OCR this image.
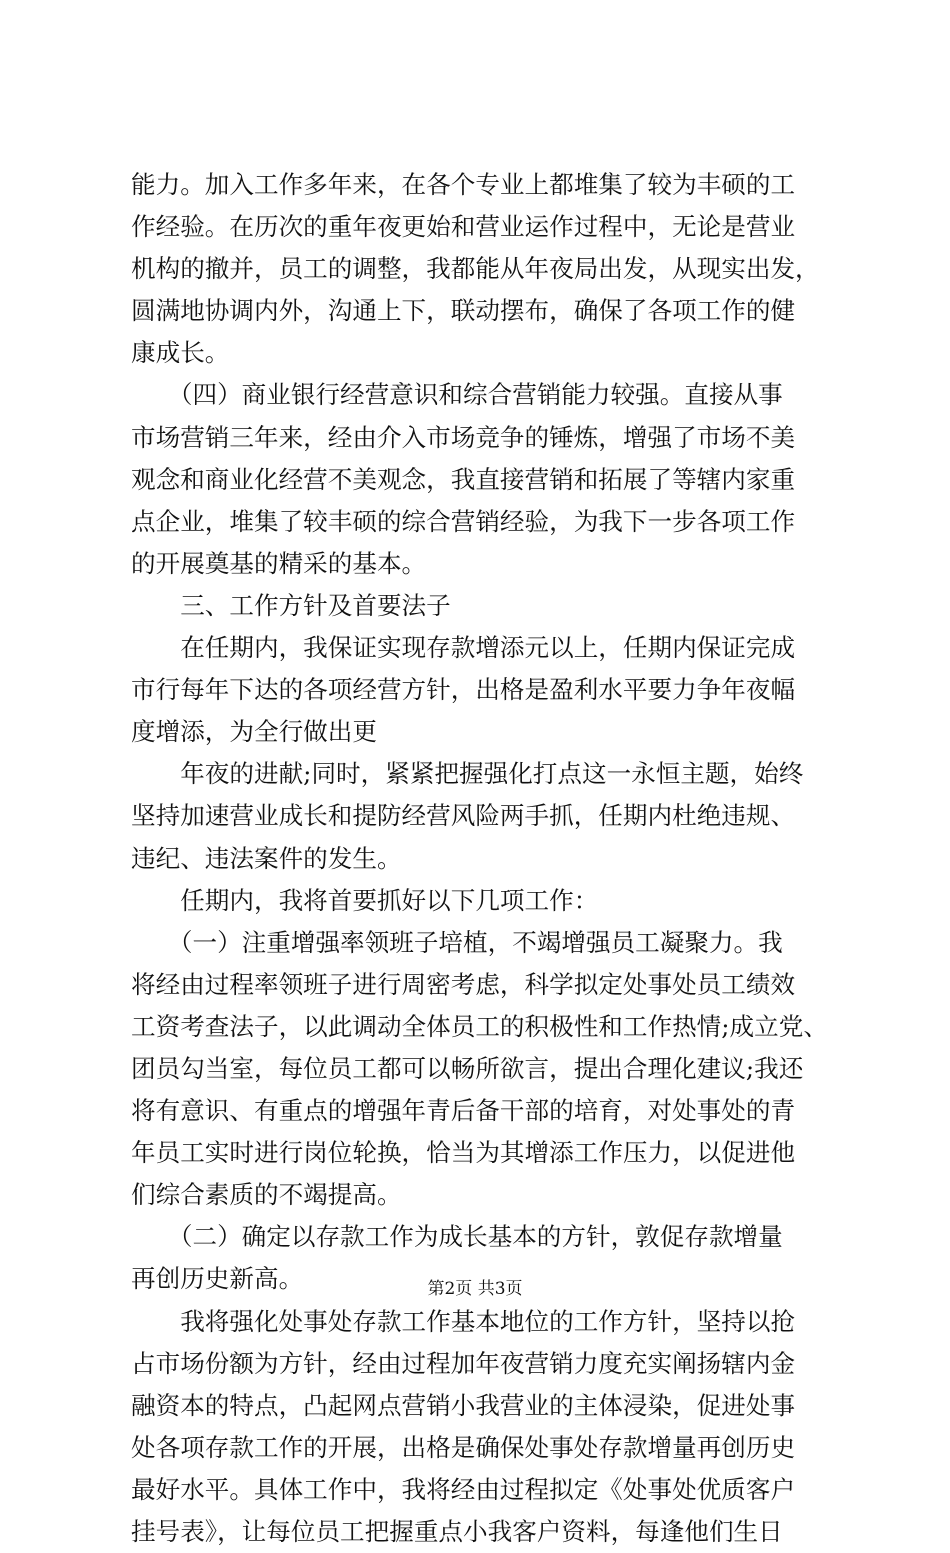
能力。加入工作多年来，在各个专业上都堆集了较为丰硕的工
作经验。在历次的重年夜更始和营业运作过程中，无论是营业
机构的撤并，员工的调整，我都能从年夜局出发，从现实出发，
圆满地协调内外，沟通上下，联动摆布，确保了各项工作的健
康成长。
　　（四）商业银行经营意识和综合营销能力较强。直接从事
市场营销三年来，经由介入市场竞争的锤炼，增强了市场不美
观念和商业化经营不美观念，我直接营销和拓展了等辖内家重
点企业，堆集了较丰硕的综合营销经验，为我下一步各项工作
的开展奠基的精采的基本。
　　三、工作方针及首要法子
　　在任期内，我保证实现存款增添元以上，任期内保证完成
市行每年下达的各项经营方针，出格是盈利水平要力争年夜幅
度增添，为全行做出更
　　年夜的进献;同时，紧紧把握强化打点这一永恒主题，始终
坚持加速营业成长和提防经营风险两手抓，任期内杜绝违规、
违纪、违法案件的发生。
　　任期内，我将首要抓好以下几项工作：
　　（一）注重增强率领班子培植，不竭增强员工凝聚力。我
将经由过程率领班子进行周密考虑，科学拟定处事处员工绩效
工资考查法子，以此调动全体员工的积极性和工作热情;成立党、
团员勾当室，每位员工都可以畅所欲言，提出合理化建议;我还
将有意识、有重点的增强年青后备干部的培育，对处事处的青
年员工实时进行岗位轮换，恰当为其增添工作压力，以促进他
们综合素质的不竭提高。
　　（二）确定以存款工作为成长基本的方针，敦促存款增量
再创历史新高。
　　我将强化处事处存款工作基本地位的工作方针，坚持以抢
占市场份额为方针，经由过程加年夜营销力度充实阐扬辖内金
融资本的特点，凸起网点营销小我营业的主体浸染，促进处事
处各项存款工作的开展，出格是确保处事处存款增量再创历史
最好水平。具体工作中，我将经由过程拟定《处事处优质客户
挂号表》，让每位员工把握重点小我客户资料，每逢他们生日
第2页 共3页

------

> **AIM OF THE EXERCISE**: Copy out the entries verbatim and leave the images out.

> **OUTPUT OF THE TASK**:
OCR this image.
能力。加入工作多年来，在各个专业上都堆集了较为丰硕的工
作经验。在历次的重年夜更始和营业运作过程中，无论是营业
机构的撤并，员工的调整，我都能从年夜局出发，从现实出发，
圆满地协调内外，沟通上下，联动摆布，确保了各项工作的健
康成长。
　　（四）商业银行经营意识和综合营销能力较强。直接从事
市场营销三年来，经由介入市场竞争的锤炼，增强了市场不美
观念和商业化经营不美观念，我直接营销和拓展了等辖内家重
点企业，堆集了较丰硕的综合营销经验，为我下一步各项工作
的开展奠基的精采的基本。
　　三、工作方针及首要法子
　　在任期内，我保证实现存款增添元以上，任期内保证完成
市行每年下达的各项经营方针，出格是盈利水平要力争年夜幅
度增添，为全行做出更
　　年夜的进献;同时，紧紧把握强化打点这一永恒主题，始终
坚持加速营业成长和提防经营风险两手抓，任期内杜绝违规、
违纪、违法案件的发生。
　　任期内，我将首要抓好以下几项工作：
　　（一）注重增强率领班子培植，不竭增强员工凝聚力。我
将经由过程率领班子进行周密考虑，科学拟定处事处员工绩效
工资考查法子，以此调动全体员工的积极性和工作热情;成立党、
团员勾当室，每位员工都可以畅所欲言，提出合理化建议;我还
将有意识、有重点的增强年青后备干部的培育，对处事处的青
年员工实时进行岗位轮换，恰当为其增添工作压力，以促进他
们综合素质的不竭提高。
　　（二）确定以存款工作为成长基本的方针，敦促存款增量
再创历史新高。
　　我将强化处事处存款工作基本地位的工作方针，坚持以抢
占市场份额为方针，经由过程加年夜营销力度充实阐扬辖内金
融资本的特点，凸起网点营销小我营业的主体浸染，促进处事
处各项存款工作的开展，出格是确保处事处存款增量再创历史
最好水平。具体工作中，我将经由过程拟定《处事处优质客户
挂号表》，让每位员工把握重点小我客户资料，每逢他们生日
第2页 共3页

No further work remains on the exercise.